To do
Below you will find a set of lines. Repeat them all exactly.

Items
......

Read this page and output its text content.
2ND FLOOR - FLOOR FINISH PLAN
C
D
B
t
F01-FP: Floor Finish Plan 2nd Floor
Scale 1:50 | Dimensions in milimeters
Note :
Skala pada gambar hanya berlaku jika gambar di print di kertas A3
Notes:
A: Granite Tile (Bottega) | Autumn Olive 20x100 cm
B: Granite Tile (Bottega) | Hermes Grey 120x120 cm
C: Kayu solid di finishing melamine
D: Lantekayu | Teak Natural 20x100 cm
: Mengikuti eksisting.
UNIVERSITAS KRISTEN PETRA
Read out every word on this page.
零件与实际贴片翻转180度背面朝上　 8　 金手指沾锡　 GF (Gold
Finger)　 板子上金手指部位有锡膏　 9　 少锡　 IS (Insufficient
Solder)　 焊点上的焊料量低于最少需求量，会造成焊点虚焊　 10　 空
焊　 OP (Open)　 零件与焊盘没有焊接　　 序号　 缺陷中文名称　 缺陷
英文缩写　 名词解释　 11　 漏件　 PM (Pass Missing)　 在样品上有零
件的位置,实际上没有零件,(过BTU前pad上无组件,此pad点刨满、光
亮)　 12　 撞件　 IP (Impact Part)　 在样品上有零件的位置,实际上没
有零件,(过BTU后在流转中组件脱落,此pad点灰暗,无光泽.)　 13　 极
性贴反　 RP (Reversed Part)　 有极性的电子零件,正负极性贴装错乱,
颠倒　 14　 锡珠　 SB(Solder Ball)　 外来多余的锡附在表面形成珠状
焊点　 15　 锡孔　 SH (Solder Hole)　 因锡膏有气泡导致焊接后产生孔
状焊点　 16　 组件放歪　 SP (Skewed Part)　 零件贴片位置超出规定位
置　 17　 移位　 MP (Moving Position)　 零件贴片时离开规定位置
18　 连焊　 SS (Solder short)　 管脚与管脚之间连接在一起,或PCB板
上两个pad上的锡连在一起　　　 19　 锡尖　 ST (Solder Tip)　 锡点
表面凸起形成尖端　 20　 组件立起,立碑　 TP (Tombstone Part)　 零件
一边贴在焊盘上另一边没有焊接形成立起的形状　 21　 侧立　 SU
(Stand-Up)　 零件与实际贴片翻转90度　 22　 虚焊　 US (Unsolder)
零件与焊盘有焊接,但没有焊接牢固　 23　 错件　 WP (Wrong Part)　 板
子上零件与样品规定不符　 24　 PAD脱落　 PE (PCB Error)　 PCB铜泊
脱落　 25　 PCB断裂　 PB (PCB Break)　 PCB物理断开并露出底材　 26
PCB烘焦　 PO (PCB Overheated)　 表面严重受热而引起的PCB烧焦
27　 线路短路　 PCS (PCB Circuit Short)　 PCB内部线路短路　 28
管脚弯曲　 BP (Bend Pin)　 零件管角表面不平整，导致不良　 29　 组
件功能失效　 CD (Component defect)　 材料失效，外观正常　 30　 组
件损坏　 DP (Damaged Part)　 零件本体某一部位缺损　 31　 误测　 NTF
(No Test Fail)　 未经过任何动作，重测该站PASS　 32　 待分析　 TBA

......

Exercise result
Read this page and output its text content.
2ND FLOOR - FLOOR FINISH PLAN
C
D
B
t
F01-FP: Floor Finish Plan 2nd Floor
Scale 1:50 | Dimensions in milimeters
Note :
Skala pada gambar hanya berlaku jika gambar di print di kertas A3
Notes:
A: Granite Tile (Bottega) | Autumn Olive 20x100 cm
B: Granite Tile (Bottega) | Hermes Grey 120x120 cm
C: Kayu solid di finishing melamine
D: Lantekayu | Teak Natural 20x100 cm
: Mengikuti eksisting.
UNIVERSITAS KRISTEN PETRA
Read out every word on this page.
零件与实际贴片翻转180度背面朝上　 8　 金手指沾锡　 GF (Gold
Finger)　 板子上金手指部位有锡膏　 9　 少锡　 IS (Insufficient
Solder)　 焊点上的焊料量低于最少需求量，会造成焊点虚焊　 10　 空
焊　 OP (Open)　 零件与焊盘没有焊接　　 序号　 缺陷中文名称　 缺陷
英文缩写　 名词解释　 11　 漏件　 PM (Pass Missing)　 在样品上有零
件的位置,实际上没有零件,(过BTU前pad上无组件,此pad点刨满、光
亮)　 12　 撞件　 IP (Impact Part)　 在样品上有零件的位置,实际上没
有零件,(过BTU后在流转中组件脱落,此pad点灰暗,无光泽.)　 13　 极
性贴反　 RP (Reversed Part)　 有极性的电子零件,正负极性贴装错乱,
颠倒　 14　 锡珠　 SB(Solder Ball)　 外来多余的锡附在表面形成珠状
焊点　 15　 锡孔　 SH (Solder Hole)　 因锡膏有气泡导致焊接后产生孔
状焊点　 16　 组件放歪　 SP (Skewed Part)　 零件贴片位置超出规定位
置　 17　 移位　 MP (Moving Position)　 零件贴片时离开规定位置
18　 连焊　 SS (Solder short)　 管脚与管脚之间连接在一起,或PCB板
上两个pad上的锡连在一起　　　 19　 锡尖　 ST (Solder Tip)　 锡点
表面凸起形成尖端　 20　 组件立起,立碑　 TP (Tombstone Part)　 零件
一边贴在焊盘上另一边没有焊接形成立起的形状　 21　 侧立　 SU
(Stand-Up)　 零件与实际贴片翻转90度　 22　 虚焊　 US (Unsolder)
零件与焊盘有焊接,但没有焊接牢固　 23　 错件　 WP (Wrong Part)　 板
子上零件与样品规定不符　 24　 PAD脱落　 PE (PCB Error)　 PCB铜泊
脱落　 25　 PCB断裂　 PB (PCB Break)　 PCB物理断开并露出底材　 26
PCB烘焦　 PO (PCB Overheated)　 表面严重受热而引起的PCB烧焦
27　 线路短路　 PCS (PCB Circuit Short)　 PCB内部线路短路　 28
管脚弯曲　 BP (Bend Pin)　 零件管角表面不平整，导致不良　 29　 组
件功能失效　 CD (Component defect)　 材料失效，外观正常　 30　 组
件损坏　 DP (Damaged Part)　 零件本体某一部位缺损　 31　 误测　 NTF
(No Test Fail)　 未经过任何动作，重测该站PASS　 32　 待分析　 TBA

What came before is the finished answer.